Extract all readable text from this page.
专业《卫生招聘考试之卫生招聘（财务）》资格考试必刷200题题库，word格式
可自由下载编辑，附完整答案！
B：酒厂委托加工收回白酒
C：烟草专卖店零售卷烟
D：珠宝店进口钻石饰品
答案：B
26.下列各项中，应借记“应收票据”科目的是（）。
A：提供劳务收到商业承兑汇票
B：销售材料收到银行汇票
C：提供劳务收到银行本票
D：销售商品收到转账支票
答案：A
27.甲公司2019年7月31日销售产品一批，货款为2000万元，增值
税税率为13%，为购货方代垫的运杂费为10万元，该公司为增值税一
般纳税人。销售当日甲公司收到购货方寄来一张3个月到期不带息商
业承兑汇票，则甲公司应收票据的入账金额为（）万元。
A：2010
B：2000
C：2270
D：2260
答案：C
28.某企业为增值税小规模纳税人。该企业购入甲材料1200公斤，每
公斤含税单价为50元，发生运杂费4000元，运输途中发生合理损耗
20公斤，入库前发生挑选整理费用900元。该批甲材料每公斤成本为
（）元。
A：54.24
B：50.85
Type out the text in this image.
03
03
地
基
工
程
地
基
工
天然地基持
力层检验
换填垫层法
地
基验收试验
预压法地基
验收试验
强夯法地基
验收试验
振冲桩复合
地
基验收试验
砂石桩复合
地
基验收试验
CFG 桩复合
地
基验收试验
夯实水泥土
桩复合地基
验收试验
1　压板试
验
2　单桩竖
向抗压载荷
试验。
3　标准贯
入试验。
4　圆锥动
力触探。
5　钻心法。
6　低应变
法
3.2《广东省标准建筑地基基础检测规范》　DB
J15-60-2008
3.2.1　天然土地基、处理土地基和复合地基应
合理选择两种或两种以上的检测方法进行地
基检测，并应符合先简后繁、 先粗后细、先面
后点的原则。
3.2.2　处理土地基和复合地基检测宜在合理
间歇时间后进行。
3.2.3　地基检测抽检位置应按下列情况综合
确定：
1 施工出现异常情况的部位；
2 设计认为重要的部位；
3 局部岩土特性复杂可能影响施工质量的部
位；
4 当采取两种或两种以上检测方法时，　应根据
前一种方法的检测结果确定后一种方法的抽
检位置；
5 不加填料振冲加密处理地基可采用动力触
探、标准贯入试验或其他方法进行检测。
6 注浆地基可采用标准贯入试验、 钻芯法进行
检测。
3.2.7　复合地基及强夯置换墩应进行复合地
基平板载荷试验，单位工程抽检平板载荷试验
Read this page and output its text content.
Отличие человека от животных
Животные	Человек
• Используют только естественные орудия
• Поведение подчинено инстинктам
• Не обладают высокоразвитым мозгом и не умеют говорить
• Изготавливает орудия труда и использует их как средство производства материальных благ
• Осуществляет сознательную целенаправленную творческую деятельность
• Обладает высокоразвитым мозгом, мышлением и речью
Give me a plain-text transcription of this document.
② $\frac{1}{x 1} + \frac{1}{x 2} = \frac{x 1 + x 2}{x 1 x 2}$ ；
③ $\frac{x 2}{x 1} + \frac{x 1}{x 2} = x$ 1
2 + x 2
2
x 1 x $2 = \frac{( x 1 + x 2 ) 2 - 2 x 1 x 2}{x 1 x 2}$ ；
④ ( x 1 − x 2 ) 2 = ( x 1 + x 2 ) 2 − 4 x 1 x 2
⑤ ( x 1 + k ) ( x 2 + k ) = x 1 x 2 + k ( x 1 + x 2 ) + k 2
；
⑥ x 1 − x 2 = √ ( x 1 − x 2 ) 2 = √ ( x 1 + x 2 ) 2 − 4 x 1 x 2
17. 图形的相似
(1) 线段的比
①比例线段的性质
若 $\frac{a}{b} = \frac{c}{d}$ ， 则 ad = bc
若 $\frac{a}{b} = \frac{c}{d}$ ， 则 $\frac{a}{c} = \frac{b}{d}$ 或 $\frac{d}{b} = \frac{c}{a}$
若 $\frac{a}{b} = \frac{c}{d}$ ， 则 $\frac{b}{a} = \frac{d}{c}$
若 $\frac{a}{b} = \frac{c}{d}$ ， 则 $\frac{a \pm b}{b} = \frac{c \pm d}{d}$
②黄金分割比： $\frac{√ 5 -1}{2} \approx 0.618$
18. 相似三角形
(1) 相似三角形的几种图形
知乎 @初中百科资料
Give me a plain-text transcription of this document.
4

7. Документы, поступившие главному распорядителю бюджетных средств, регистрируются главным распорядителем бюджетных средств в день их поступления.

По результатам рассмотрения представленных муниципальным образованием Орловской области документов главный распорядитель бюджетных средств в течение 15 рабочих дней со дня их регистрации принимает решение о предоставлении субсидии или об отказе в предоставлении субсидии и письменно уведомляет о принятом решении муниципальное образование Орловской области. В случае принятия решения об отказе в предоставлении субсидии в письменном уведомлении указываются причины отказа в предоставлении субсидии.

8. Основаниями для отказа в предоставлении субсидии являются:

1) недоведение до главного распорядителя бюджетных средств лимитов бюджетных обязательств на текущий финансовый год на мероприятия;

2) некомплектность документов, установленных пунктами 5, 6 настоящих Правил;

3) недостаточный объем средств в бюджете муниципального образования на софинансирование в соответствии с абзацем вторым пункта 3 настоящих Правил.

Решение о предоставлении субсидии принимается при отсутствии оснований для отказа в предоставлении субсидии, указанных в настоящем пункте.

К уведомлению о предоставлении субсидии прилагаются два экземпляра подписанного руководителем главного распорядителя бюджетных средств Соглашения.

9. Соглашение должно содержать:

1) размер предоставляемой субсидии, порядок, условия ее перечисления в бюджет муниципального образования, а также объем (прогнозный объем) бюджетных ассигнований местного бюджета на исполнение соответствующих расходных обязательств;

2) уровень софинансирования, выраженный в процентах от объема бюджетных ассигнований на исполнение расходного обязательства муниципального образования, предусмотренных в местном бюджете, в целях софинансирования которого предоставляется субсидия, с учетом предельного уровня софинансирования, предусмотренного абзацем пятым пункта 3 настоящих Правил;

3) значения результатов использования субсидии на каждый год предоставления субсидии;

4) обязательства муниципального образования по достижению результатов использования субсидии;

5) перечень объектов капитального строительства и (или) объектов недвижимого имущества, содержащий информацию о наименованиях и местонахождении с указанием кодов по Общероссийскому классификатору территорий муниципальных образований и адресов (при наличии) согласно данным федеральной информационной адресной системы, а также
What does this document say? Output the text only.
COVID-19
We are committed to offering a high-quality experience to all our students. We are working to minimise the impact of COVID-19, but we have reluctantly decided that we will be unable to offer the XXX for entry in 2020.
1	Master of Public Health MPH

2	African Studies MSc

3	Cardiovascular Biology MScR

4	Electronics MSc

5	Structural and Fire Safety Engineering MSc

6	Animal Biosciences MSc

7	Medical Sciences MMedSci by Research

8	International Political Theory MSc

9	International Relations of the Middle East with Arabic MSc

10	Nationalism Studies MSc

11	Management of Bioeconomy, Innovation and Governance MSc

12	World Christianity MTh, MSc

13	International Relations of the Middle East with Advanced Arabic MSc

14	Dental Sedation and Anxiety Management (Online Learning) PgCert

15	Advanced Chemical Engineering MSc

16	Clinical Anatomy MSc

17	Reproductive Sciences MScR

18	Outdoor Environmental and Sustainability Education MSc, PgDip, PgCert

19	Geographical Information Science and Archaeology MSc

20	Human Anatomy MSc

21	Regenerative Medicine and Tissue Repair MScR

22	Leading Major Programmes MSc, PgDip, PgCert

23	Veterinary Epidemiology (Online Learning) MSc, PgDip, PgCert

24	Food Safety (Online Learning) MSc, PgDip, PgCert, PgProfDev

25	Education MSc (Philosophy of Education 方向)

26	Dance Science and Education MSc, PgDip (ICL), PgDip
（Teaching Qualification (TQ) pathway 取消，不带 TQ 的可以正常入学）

===============

Transcribe the material above in its entirety. Match it exactly.

Worked answer:
Extract all readable text from this page.
专业《卫生招聘考试之卫生招聘（财务）》资格考试必刷200题题库，word格式
可自由下载编辑，附完整答案！
B：酒厂委托加工收回白酒
C：烟草专卖店零售卷烟
D：珠宝店进口钻石饰品
答案：B
26.下列各项中，应借记“应收票据”科目的是（）。
A：提供劳务收到商业承兑汇票
B：销售材料收到银行汇票
C：提供劳务收到银行本票
D：销售商品收到转账支票
答案：A
27.甲公司2019年7月31日销售产品一批，货款为2000万元，增值
税税率为13%，为购货方代垫的运杂费为10万元，该公司为增值税一
般纳税人。销售当日甲公司收到购货方寄来一张3个月到期不带息商
业承兑汇票，则甲公司应收票据的入账金额为（）万元。
A：2010
B：2000
C：2270
D：2260
答案：C
28.某企业为增值税小规模纳税人。该企业购入甲材料1200公斤，每
公斤含税单价为50元，发生运杂费4000元，运输途中发生合理损耗
20公斤，入库前发生挑选整理费用900元。该批甲材料每公斤成本为
（）元。
A：54.24
B：50.85
Type out the text in this image.
03
03
地
基
工
程
地
基
工
天然地基持
力层检验
换填垫层法
地
基验收试验
预压法地基
验收试验
强夯法地基
验收试验
振冲桩复合
地
基验收试验
砂石桩复合
地
基验收试验
CFG 桩复合
地
基验收试验
夯实水泥土
桩复合地基
验收试验
1　压板试
验
2　单桩竖
向抗压载荷
试验。
3　标准贯
入试验。
4　圆锥动
力触探。
5　钻心法。
6　低应变
法
3.2《广东省标准建筑地基基础检测规范》　DB
J15-60-2008
3.2.1　天然土地基、处理土地基和复合地基应
合理选择两种或两种以上的检测方法进行地
基检测，并应符合先简后繁、 先粗后细、先面
后点的原则。
3.2.2　处理土地基和复合地基检测宜在合理
间歇时间后进行。
3.2.3　地基检测抽检位置应按下列情况综合
确定：
1 施工出现异常情况的部位；
2 设计认为重要的部位；
3 局部岩土特性复杂可能影响施工质量的部
位；
4 当采取两种或两种以上检测方法时，　应根据
前一种方法的检测结果确定后一种方法的抽
检位置；
5 不加填料振冲加密处理地基可采用动力触
探、标准贯入试验或其他方法进行检测。
6 注浆地基可采用标准贯入试验、 钻芯法进行
检测。
3.2.7　复合地基及强夯置换墩应进行复合地
基平板载荷试验，单位工程抽检平板载荷试验
Read this page and output its text content.
Отличие человека от животных
Животные	Человек
• Используют только естественные орудия
• Поведение подчинено инстинктам
• Не обладают высокоразвитым мозгом и не умеют говорить
• Изготавливает орудия труда и использует их как средство производства материальных благ
• Осуществляет сознательную целенаправленную творческую деятельность
• Обладает высокоразвитым мозгом, мышлением и речью
Give me a plain-text transcription of this document.
② $\frac{1}{x 1} + \frac{1}{x 2} = \frac{x 1 + x 2}{x 1 x 2}$ ；
③ $\frac{x 2}{x 1} + \frac{x 1}{x 2} = x$ 1
2 + x 2
2
x 1 x $2 = \frac{( x 1 + x 2 ) 2 - 2 x 1 x 2}{x 1 x 2}$ ；
④ ( x 1 − x 2 ) 2 = ( x 1 + x 2 ) 2 − 4 x 1 x 2
⑤ ( x 1 + k ) ( x 2 + k ) = x 1 x 2 + k ( x 1 + x 2 ) + k 2
；
⑥ x 1 − x 2 = √ ( x 1 − x 2 ) 2 = √ ( x 1 + x 2 ) 2 − 4 x 1 x 2
17. 图形的相似
(1) 线段的比
①比例线段的性质
若 $\frac{a}{b} = \frac{c}{d}$ ， 则 ad = bc
若 $\frac{a}{b} = \frac{c}{d}$ ， 则 $\frac{a}{c} = \frac{b}{d}$ 或 $\frac{d}{b} = \frac{c}{a}$
若 $\frac{a}{b} = \frac{c}{d}$ ， 则 $\frac{b}{a} = \frac{d}{c}$
若 $\frac{a}{b} = \frac{c}{d}$ ， 则 $\frac{a \pm b}{b} = \frac{c \pm d}{d}$
②黄金分割比： $\frac{√ 5 -1}{2} \approx 0.618$
18. 相似三角形
(1) 相似三角形的几种图形
知乎 @初中百科资料
Give me a plain-text transcription of this document.
4

7. Документы, поступившие главному распорядителю бюджетных средств, регистрируются главным распорядителем бюджетных средств в день их поступления.

По результатам рассмотрения представленных муниципальным образованием Орловской области документов главный распорядитель бюджетных средств в течение 15 рабочих дней со дня их регистрации принимает решение о предоставлении субсидии или об отказе в предоставлении субсидии и письменно уведомляет о принятом решении муниципальное образование Орловской области. В случае принятия решения об отказе в предоставлении субсидии в письменном уведомлении указываются причины отказа в предоставлении субсидии.

8. Основаниями для отказа в предоставлении субсидии являются:

1) недоведение до главного распорядителя бюджетных средств лимитов бюджетных обязательств на текущий финансовый год на мероприятия;

2) некомплектность документов, установленных пунктами 5, 6 настоящих Правил;

3) недостаточный объем средств в бюджете муниципального образования на софинансирование в соответствии с абзацем вторым пункта 3 настоящих Правил.

Решение о предоставлении субсидии принимается при отсутствии оснований для отказа в предоставлении субсидии, указанных в настоящем пункте.

К уведомлению о предоставлении субсидии прилагаются два экземпляра подписанного руководителем главного распорядителя бюджетных средств Соглашения.

9. Соглашение должно содержать:

1) размер предоставляемой субсидии, порядок, условия ее перечисления в бюджет муниципального образования, а также объем (прогнозный объем) бюджетных ассигнований местного бюджета на исполнение соответствующих расходных обязательств;

2) уровень софинансирования, выраженный в процентах от объема бюджетных ассигнований на исполнение расходного обязательства муниципального образования, предусмотренных в местном бюджете, в целях софинансирования которого предоставляется субсидия, с учетом предельного уровня софинансирования, предусмотренного абзацем пятым пункта 3 настоящих Правил;

3) значения результатов использования субсидии на каждый год предоставления субсидии;

4) обязательства муниципального образования по достижению результатов использования субсидии;

5) перечень объектов капитального строительства и (или) объектов недвижимого имущества, содержащий информацию о наименованиях и местонахождении с указанием кодов по Общероссийскому классификатору территорий муниципальных образований и адресов (при наличии) согласно данным федеральной информационной адресной системы, а также
What does this document say? Output the text only.
COVID-19
We are committed to offering a high-quality experience to all our students. We are working to minimise the impact of COVID-19, but we have reluctantly decided that we will be unable to offer the XXX for entry in 2020.
1	Master of Public Health MPH

2	African Studies MSc

3	Cardiovascular Biology MScR

4	Electronics MSc

5	Structural and Fire Safety Engineering MSc

6	Animal Biosciences MSc

7	Medical Sciences MMedSci by Research

8	International Political Theory MSc

9	International Relations of the Middle East with Arabic MSc

10	Nationalism Studies MSc

11	Management of Bioeconomy, Innovation and Governance MSc

12	World Christianity MTh, MSc

13	International Relations of the Middle East with Advanced Arabic MSc

14	Dental Sedation and Anxiety Management (Online Learning) PgCert

15	Advanced Chemical Engineering MSc

16	Clinical Anatomy MSc

17	Reproductive Sciences MScR

18	Outdoor Environmental and Sustainability Education MSc, PgDip, PgCert

19	Geographical Information Science and Archaeology MSc

20	Human Anatomy MSc

21	Regenerative Medicine and Tissue Repair MScR

22	Leading Major Programmes MSc, PgDip, PgCert

23	Veterinary Epidemiology (Online Learning) MSc, PgDip, PgCert

24	Food Safety (Online Learning) MSc, PgDip, PgCert, PgProfDev

25	Education MSc (Philosophy of Education 方向)

26	Dance Science and Education MSc, PgDip (ICL), PgDip
（Teaching Qualification (TQ) pathway 取消，不带 TQ 的可以正常入学）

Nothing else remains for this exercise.